Wherever the word "marker" shows up in a line, please copy that line.

--- begin ---

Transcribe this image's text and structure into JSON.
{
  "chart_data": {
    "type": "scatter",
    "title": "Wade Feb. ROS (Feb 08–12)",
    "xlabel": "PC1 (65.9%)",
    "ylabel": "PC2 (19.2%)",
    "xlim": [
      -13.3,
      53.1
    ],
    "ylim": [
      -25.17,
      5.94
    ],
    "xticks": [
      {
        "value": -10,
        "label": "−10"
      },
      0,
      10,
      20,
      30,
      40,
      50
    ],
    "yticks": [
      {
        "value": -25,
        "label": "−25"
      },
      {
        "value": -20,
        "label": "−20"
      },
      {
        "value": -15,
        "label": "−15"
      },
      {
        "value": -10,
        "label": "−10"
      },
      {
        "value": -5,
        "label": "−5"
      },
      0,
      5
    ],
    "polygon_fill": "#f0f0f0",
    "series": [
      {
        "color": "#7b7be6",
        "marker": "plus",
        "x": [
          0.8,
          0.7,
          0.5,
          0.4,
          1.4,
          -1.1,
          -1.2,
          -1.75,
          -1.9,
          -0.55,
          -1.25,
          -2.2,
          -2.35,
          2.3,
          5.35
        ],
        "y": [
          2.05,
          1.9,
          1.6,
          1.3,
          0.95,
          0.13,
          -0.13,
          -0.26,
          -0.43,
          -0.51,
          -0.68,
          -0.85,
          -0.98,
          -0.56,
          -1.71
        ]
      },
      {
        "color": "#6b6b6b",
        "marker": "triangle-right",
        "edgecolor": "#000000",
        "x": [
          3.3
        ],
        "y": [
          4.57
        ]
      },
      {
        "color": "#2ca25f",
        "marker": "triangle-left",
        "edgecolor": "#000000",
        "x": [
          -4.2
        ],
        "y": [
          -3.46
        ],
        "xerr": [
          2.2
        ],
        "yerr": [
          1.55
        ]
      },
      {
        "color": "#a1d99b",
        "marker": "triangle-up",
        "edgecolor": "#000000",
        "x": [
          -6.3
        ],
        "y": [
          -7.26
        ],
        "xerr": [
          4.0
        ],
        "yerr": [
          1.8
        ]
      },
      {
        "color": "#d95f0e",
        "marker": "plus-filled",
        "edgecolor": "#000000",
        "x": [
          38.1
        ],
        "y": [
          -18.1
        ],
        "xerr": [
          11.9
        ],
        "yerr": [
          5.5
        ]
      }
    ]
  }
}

--- end ---

ANSWER TO THE TASK =>
        "marker": "plus",
        "marker": "triangle-right",
        "marker": "triangle-left",
        "marker": "triangle-up",
        "marker": "plus-filled",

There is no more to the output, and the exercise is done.